# PROBLEM TO WORK ON
Copy all lines holding the word "помещении" from the entries.

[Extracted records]
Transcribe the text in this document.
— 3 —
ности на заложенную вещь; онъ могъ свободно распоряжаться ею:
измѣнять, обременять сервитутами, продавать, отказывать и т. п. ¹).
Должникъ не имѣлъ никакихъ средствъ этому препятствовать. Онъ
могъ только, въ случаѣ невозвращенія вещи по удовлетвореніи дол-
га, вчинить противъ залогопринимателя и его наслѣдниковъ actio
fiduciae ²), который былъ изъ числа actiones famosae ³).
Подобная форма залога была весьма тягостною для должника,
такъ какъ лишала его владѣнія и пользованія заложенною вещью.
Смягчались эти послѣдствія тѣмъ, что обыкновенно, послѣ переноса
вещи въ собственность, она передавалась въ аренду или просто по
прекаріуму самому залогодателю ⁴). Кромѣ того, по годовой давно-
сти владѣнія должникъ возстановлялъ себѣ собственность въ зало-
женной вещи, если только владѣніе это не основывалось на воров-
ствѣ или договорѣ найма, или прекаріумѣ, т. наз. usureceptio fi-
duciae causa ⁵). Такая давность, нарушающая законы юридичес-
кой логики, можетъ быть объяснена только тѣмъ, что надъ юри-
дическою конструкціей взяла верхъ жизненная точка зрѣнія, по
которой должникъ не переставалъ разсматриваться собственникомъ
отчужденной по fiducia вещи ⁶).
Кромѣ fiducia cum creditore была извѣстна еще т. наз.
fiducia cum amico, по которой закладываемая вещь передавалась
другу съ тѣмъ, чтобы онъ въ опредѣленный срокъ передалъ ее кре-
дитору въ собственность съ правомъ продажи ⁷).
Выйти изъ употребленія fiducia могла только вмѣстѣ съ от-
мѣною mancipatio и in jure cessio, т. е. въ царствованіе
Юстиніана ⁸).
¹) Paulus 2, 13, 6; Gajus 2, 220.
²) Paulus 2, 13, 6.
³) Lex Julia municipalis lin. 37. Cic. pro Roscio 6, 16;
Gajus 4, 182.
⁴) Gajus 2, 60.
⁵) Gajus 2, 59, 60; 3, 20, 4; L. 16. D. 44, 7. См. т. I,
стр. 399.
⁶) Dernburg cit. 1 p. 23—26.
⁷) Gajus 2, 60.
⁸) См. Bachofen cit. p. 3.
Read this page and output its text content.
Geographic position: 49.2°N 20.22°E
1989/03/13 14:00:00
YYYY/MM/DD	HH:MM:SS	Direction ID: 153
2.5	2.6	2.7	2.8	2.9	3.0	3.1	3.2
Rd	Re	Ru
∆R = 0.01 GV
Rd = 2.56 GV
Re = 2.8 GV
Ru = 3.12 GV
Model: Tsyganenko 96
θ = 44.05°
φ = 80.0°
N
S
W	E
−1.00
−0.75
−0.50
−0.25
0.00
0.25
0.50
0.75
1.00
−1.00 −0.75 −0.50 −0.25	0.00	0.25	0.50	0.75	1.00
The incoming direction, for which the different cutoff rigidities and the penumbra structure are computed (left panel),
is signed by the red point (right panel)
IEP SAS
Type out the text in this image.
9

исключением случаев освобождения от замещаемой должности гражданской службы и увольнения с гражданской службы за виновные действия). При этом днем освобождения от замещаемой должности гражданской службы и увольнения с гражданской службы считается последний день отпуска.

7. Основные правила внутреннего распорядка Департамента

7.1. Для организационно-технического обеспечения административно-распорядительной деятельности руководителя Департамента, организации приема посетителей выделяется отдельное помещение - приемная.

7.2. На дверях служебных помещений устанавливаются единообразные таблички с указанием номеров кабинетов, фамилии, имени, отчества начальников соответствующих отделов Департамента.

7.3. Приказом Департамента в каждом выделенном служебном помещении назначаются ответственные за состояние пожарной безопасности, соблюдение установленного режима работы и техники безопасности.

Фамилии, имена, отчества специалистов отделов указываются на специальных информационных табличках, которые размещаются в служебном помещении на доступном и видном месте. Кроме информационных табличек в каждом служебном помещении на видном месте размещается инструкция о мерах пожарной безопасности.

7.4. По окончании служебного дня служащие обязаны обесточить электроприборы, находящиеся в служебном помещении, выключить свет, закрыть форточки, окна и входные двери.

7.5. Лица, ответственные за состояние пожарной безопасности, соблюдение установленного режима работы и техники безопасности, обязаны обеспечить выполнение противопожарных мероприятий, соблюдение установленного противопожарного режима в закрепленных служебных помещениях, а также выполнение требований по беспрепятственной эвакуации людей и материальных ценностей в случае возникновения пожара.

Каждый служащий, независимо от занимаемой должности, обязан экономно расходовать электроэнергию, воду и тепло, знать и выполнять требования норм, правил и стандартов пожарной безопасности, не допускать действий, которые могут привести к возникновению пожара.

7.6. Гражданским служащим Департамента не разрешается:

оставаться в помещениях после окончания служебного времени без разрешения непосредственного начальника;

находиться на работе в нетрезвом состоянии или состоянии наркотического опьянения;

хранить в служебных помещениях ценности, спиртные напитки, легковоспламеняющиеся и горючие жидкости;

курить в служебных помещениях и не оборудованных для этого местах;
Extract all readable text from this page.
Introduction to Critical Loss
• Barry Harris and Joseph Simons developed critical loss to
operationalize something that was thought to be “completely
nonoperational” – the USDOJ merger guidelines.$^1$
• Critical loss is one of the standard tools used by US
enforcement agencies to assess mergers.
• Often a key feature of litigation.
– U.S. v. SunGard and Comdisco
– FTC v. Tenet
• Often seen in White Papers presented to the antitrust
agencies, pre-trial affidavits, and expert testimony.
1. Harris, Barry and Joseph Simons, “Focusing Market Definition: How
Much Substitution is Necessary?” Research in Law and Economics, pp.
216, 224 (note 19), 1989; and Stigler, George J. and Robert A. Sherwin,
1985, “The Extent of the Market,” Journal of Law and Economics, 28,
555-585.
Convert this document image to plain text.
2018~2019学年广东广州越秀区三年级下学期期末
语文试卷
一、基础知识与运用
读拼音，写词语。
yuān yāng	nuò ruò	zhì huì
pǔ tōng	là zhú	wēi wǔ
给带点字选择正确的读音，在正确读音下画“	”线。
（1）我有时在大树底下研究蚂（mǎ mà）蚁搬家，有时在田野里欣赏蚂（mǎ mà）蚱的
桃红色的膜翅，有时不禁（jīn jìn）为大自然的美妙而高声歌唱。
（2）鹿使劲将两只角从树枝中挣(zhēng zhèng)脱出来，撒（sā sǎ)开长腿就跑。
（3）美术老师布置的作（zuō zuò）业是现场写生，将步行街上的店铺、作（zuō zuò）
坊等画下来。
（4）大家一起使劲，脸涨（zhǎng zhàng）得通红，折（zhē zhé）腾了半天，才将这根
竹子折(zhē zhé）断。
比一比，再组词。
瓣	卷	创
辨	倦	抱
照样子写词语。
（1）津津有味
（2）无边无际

# RESULT OF THE EXERCISE
7.3. Приказом Департамента в каждом выделенном служебном помещении назначаются ответственные за состояние пожарной безопасности, соблюдение установленного режима работы и техники безопасности.
Фамилии, имена, отчества специалистов отделов указываются на специальных информационных табличках, которые размещаются в служебном помещении на доступном и видном месте. Кроме информационных табличек в каждом служебном помещении на видном месте размещается инструкция о мерах пожарной безопасности.
7.4. По окончании служебного дня служащие обязаны обесточить электроприборы, находящиеся в служебном помещении, выключить свет, закрыть форточки, окна и входные двери.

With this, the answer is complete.